** begin **

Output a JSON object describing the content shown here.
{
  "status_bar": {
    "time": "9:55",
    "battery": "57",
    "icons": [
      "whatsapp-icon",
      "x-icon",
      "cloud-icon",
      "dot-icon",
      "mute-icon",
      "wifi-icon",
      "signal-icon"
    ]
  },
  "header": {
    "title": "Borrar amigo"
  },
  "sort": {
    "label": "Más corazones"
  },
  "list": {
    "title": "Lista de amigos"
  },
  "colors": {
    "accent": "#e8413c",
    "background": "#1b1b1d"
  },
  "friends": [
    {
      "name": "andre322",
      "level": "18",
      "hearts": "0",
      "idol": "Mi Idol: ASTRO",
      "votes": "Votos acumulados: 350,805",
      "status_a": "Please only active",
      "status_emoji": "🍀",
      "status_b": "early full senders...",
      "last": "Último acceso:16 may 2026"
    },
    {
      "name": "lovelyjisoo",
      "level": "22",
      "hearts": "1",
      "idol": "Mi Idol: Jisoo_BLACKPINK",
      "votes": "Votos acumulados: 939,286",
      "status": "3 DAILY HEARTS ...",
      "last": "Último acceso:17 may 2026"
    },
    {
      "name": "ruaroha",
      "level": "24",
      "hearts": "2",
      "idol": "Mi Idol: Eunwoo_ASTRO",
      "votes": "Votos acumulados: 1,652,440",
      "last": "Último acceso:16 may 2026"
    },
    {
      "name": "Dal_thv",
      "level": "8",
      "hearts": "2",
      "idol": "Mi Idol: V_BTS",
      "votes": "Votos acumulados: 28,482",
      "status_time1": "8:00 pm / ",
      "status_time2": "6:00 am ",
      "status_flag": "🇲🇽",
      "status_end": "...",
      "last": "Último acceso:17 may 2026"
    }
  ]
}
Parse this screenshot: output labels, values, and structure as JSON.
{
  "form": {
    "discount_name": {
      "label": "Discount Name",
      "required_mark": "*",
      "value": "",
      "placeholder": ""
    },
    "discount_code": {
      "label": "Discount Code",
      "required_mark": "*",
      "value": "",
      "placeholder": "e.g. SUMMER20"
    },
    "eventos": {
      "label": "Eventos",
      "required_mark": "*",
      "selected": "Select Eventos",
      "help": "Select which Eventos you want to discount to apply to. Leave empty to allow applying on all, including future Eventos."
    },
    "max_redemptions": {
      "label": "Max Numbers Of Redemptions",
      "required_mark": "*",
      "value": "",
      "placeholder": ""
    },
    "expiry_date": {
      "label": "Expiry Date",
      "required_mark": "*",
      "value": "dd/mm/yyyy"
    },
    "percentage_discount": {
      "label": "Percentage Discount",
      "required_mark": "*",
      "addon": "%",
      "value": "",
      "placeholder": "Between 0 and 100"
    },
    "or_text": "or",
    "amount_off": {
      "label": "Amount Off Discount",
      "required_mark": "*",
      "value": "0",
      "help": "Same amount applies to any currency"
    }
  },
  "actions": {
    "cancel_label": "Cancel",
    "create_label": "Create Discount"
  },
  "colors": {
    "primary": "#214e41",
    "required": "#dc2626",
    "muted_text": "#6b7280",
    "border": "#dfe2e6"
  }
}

** end **

■ **REQUIRED TASK**: Select and copy every line from the records that includes the word "votes".

■ **RESULT BELOW**:
      "votes": "Votos acumulados: 350,805",
      "votes": "Votos acumulados: 939,286",
      "votes": "Votos acumulados: 1,652,440",
      "votes": "Votos acumulados: 28,482",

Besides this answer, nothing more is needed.